>> start Records shown

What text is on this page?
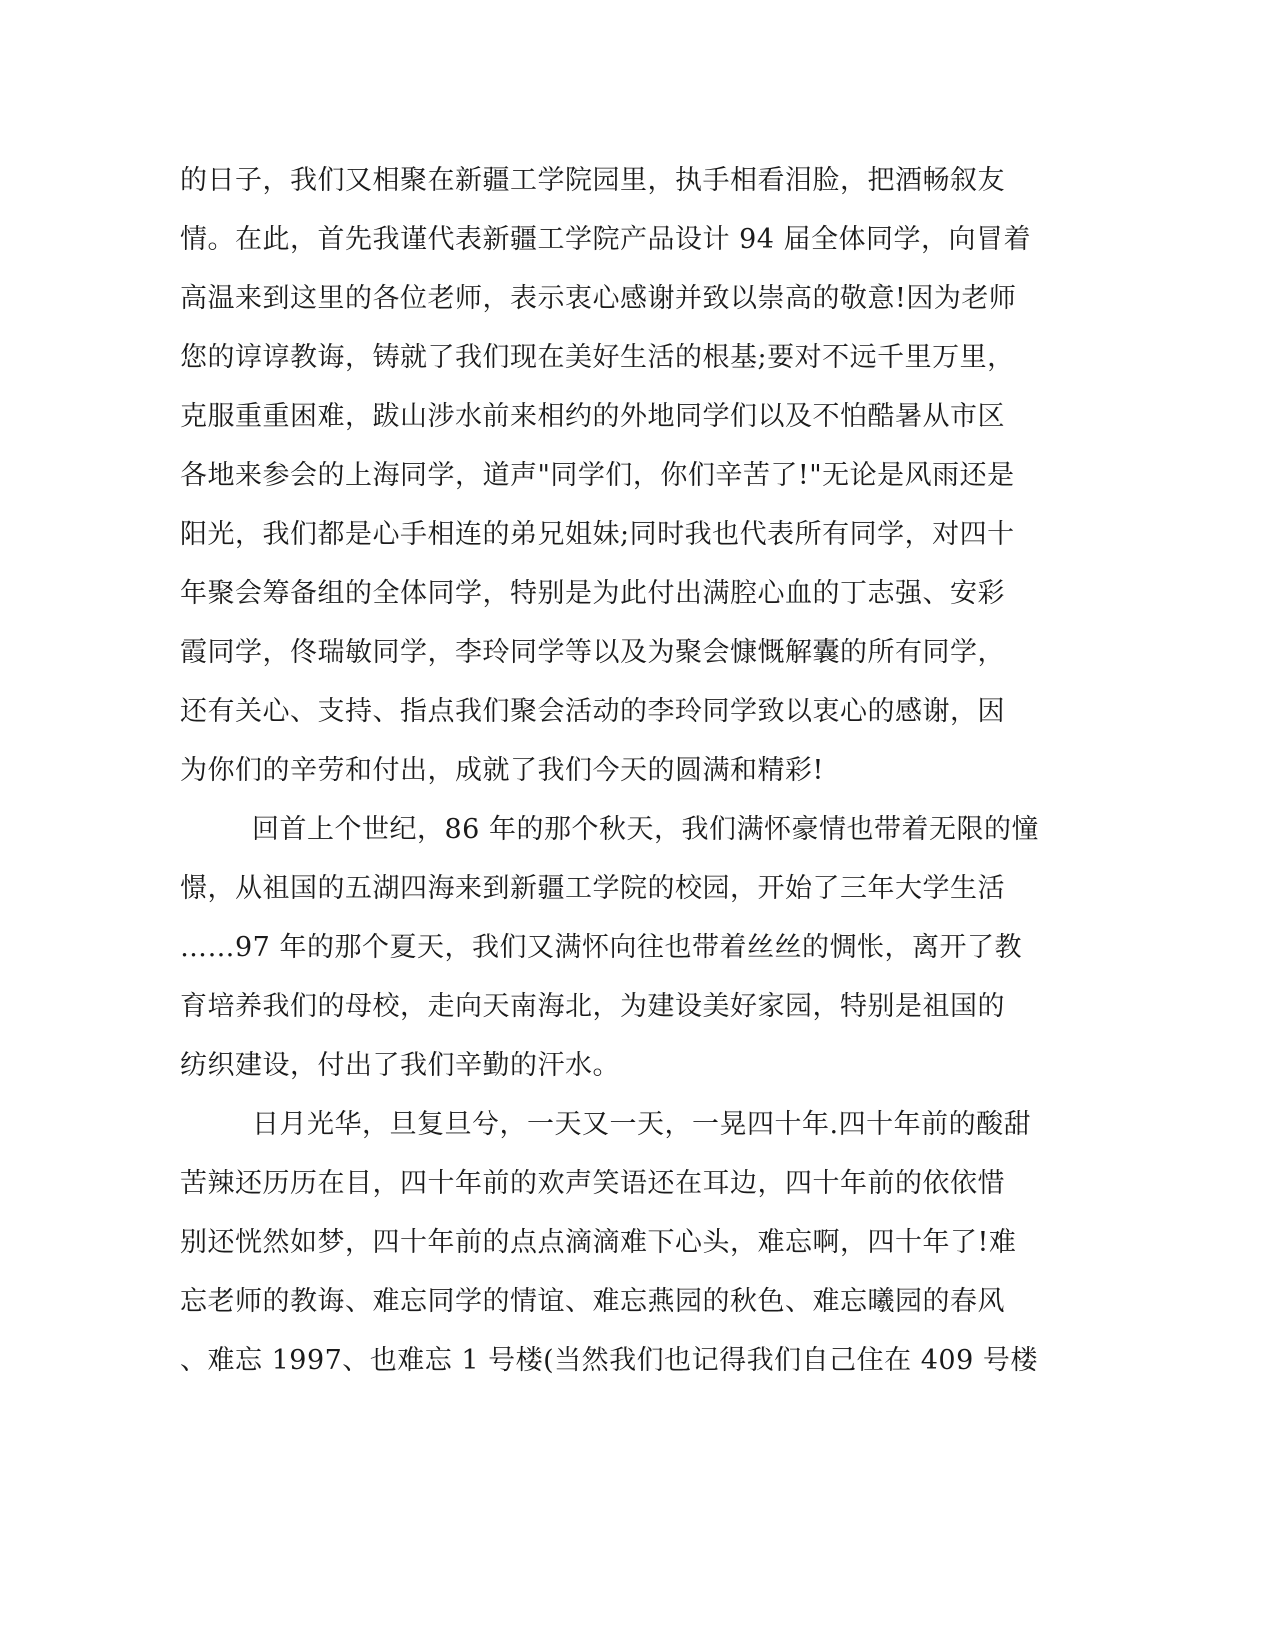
的日子，我们又相聚在新疆工学院园里，执手相看泪脸，把酒畅叙友
情。在此，首先我谨代表新疆工学院产品设计 94 届全体同学，向冒着
高温来到这里的各位老师，表示衷心感谢并致以崇高的敬意!因为老师
您的谆谆教诲，铸就了我们现在美好生活的根基;要对不远千里万里，
克服重重困难，跋山涉水前来相约的外地同学们以及不怕酷暑从市区
各地来参会的上海同学，道声"同学们，你们辛苦了!"无论是风雨还是
阳光，我们都是心手相连的弟兄姐妹;同时我也代表所有同学，对四十
年聚会筹备组的全体同学，特别是为此付出满腔心血的丁志强、安彩
霞同学，佟瑞敏同学，李玲同学等以及为聚会慷慨解囊的所有同学，
还有关心、支持、指点我们聚会活动的李玲同学致以衷心的感谢，因
为你们的辛劳和付出，成就了我们今天的圆满和精彩!
回首上个世纪，86 年的那个秋天，我们满怀豪情也带着无限的憧
憬，从祖国的五湖四海来到新疆工学院的校园，开始了三年大学生活
……97 年的那个夏天，我们又满怀向往也带着丝丝的惆怅，离开了教
育培养我们的母校，走向天南海北，为建设美好家园，特别是祖国的
纺织建设，付出了我们辛勤的汗水。
日月光华，旦复旦兮，一天又一天，一晃四十年.四十年前的酸甜
苦辣还历历在目，四十年前的欢声笑语还在耳边，四十年前的依依惜
别还恍然如梦，四十年前的点点滴滴难下心头，难忘啊，四十年了!难
忘老师的教诲、难忘同学的情谊、难忘燕园的秋色、难忘曦园的春风
、难忘 1997、也难忘 1 号楼(当然我们也记得我们自己住在 409 号楼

>> end Records shown

■ Work to be completed: Quote each line of the listing exactly, but leave the pictures out.

■ The result:
What text is on this page?
的日子，我们又相聚在新疆工学院园里，执手相看泪脸，把酒畅叙友
情。在此，首先我谨代表新疆工学院产品设计 94 届全体同学，向冒着
高温来到这里的各位老师，表示衷心感谢并致以崇高的敬意!因为老师
您的谆谆教诲，铸就了我们现在美好生活的根基;要对不远千里万里，
克服重重困难，跋山涉水前来相约的外地同学们以及不怕酷暑从市区
各地来参会的上海同学，道声"同学们，你们辛苦了!"无论是风雨还是
阳光，我们都是心手相连的弟兄姐妹;同时我也代表所有同学，对四十
年聚会筹备组的全体同学，特别是为此付出满腔心血的丁志强、安彩
霞同学，佟瑞敏同学，李玲同学等以及为聚会慷慨解囊的所有同学，
还有关心、支持、指点我们聚会活动的李玲同学致以衷心的感谢，因
为你们的辛劳和付出，成就了我们今天的圆满和精彩!
回首上个世纪，86 年的那个秋天，我们满怀豪情也带着无限的憧
憬，从祖国的五湖四海来到新疆工学院的校园，开始了三年大学生活
……97 年的那个夏天，我们又满怀向往也带着丝丝的惆怅，离开了教
育培养我们的母校，走向天南海北，为建设美好家园，特别是祖国的
纺织建设，付出了我们辛勤的汗水。
日月光华，旦复旦兮，一天又一天，一晃四十年.四十年前的酸甜
苦辣还历历在目，四十年前的欢声笑语还在耳边，四十年前的依依惜
别还恍然如梦，四十年前的点点滴滴难下心头，难忘啊，四十年了!难
忘老师的教诲、难忘同学的情谊、难忘燕园的秋色、难忘曦园的春风
、难忘 1997、也难忘 1 号楼(当然我们也记得我们自己住在 409 号楼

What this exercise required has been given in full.